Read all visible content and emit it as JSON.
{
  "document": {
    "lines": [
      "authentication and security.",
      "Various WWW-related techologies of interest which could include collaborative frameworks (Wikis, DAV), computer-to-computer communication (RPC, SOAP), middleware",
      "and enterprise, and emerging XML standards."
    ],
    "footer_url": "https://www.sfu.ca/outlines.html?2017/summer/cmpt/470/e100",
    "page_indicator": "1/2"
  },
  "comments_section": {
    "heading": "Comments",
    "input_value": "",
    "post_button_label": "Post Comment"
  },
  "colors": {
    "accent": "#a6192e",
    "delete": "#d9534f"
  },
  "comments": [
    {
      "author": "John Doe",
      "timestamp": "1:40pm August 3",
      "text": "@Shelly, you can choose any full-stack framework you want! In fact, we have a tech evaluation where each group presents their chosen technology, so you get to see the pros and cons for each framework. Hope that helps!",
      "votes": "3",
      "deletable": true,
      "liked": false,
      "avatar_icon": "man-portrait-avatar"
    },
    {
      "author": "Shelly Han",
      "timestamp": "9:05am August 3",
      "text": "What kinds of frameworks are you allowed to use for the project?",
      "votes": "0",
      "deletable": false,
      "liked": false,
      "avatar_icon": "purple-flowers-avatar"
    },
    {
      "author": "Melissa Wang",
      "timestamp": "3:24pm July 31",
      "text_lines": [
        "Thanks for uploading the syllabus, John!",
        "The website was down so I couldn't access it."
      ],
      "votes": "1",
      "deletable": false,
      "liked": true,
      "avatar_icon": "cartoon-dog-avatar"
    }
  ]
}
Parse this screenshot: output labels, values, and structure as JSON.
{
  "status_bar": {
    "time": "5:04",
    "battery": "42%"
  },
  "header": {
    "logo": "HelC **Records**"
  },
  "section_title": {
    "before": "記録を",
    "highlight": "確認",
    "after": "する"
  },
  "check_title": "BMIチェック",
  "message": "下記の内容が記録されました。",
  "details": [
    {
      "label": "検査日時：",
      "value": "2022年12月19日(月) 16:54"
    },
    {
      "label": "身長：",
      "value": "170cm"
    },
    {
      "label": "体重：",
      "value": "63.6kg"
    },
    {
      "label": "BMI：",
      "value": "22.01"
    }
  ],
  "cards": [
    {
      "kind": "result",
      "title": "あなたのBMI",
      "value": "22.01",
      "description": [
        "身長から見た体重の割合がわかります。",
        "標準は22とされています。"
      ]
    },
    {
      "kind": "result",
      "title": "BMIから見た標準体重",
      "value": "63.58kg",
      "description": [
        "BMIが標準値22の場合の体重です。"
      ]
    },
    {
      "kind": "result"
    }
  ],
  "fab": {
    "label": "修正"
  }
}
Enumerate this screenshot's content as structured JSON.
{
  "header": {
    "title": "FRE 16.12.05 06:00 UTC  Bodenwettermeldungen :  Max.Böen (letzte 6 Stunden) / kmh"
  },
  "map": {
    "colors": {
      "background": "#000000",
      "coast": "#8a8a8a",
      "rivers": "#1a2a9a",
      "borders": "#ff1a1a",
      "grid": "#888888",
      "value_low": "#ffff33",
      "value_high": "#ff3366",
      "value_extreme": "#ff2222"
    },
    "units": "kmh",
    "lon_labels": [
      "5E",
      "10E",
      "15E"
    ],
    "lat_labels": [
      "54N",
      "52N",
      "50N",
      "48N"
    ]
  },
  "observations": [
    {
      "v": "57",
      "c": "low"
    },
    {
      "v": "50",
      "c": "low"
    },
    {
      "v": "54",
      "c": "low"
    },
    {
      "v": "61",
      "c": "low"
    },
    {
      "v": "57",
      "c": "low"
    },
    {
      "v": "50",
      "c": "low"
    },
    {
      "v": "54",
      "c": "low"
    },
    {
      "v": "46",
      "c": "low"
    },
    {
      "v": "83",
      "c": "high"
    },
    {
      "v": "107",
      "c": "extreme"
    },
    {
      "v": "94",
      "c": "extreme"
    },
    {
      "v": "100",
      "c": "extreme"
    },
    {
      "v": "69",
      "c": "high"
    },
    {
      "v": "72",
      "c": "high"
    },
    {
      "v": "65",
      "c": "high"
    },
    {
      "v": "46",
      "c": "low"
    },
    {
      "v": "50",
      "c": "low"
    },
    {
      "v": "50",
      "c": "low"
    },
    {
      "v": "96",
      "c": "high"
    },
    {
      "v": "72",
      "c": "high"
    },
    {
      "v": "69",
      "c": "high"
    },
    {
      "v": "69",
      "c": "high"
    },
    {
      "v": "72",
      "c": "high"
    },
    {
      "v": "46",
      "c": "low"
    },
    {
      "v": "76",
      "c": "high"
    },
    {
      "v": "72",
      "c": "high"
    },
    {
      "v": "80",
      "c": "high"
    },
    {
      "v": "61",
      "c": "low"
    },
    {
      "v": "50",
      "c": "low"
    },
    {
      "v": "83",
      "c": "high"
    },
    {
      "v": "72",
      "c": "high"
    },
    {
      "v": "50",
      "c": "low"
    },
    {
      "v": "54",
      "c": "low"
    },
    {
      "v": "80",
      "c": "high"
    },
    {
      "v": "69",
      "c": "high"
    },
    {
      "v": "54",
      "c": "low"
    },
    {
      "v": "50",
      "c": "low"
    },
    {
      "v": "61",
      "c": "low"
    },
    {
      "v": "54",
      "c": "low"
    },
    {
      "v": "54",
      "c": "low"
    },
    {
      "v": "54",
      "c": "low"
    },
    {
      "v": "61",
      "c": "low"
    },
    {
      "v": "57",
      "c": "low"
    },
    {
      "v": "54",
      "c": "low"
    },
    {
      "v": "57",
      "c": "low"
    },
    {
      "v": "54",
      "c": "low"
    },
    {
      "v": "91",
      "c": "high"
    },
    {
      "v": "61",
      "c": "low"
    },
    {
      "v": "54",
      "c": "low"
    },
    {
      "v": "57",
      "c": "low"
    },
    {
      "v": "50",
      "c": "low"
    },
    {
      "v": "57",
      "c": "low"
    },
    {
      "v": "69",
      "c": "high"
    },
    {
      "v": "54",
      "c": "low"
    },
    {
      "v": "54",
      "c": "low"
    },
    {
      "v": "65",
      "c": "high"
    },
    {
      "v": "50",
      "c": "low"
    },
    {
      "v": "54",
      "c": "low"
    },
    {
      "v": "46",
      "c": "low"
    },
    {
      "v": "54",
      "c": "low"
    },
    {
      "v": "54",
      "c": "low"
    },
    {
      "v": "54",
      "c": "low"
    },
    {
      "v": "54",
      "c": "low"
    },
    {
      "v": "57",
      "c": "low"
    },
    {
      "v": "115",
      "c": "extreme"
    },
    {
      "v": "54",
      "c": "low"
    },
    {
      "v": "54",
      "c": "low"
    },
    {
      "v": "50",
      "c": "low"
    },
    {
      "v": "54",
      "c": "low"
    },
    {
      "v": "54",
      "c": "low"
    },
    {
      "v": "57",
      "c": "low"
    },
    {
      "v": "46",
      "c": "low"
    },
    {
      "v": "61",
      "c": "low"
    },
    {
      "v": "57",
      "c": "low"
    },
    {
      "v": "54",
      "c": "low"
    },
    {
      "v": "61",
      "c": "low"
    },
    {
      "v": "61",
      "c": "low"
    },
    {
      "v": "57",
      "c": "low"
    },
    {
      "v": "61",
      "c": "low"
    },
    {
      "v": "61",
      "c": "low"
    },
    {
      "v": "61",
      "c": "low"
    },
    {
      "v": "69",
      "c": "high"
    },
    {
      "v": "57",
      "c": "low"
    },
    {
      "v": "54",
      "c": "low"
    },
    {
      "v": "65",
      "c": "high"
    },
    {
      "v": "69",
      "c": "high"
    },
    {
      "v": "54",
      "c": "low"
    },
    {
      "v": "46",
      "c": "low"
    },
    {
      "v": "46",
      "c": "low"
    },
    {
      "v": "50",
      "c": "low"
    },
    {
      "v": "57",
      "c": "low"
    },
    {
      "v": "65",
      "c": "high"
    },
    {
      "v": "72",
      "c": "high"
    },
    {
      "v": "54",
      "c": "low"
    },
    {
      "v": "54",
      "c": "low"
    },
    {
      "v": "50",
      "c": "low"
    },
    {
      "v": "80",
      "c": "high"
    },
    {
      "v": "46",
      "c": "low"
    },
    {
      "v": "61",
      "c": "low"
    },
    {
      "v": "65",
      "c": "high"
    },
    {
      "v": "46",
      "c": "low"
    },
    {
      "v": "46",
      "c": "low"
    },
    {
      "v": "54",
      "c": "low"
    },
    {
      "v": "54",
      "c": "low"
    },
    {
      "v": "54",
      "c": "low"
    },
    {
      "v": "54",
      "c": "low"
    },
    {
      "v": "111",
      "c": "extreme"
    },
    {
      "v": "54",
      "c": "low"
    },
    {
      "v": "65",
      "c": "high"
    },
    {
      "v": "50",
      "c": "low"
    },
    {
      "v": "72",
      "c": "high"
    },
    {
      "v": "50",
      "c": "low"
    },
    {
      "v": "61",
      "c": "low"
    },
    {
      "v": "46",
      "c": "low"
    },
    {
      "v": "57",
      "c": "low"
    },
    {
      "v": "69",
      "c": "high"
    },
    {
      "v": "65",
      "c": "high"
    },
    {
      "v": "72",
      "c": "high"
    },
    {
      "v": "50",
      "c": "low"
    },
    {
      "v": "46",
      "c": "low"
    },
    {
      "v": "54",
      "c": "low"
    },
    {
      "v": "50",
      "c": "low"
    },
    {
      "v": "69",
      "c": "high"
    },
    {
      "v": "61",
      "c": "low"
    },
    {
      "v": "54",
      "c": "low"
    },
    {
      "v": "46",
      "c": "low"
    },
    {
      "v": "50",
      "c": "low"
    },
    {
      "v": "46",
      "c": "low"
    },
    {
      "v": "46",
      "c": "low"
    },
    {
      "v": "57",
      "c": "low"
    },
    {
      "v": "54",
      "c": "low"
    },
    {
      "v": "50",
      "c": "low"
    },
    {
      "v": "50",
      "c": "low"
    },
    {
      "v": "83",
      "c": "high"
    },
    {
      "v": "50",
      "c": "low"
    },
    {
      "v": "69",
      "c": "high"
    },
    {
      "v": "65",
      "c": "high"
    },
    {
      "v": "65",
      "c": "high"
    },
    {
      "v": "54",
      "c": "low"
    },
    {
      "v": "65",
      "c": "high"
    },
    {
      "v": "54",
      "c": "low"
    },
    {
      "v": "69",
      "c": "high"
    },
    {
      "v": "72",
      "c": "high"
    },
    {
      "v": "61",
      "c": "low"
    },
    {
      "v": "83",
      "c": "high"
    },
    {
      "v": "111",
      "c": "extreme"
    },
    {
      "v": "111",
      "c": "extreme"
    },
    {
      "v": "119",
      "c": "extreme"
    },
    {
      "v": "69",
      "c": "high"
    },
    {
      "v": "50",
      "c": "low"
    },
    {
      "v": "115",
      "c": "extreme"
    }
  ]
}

▶ AIM OF THE TASK: Copy out every line that includes the word "author".

▶ TASK OUTPUT:
      "author": "John Doe",
      "author": "Shelly Han",
      "author": "Melissa Wang",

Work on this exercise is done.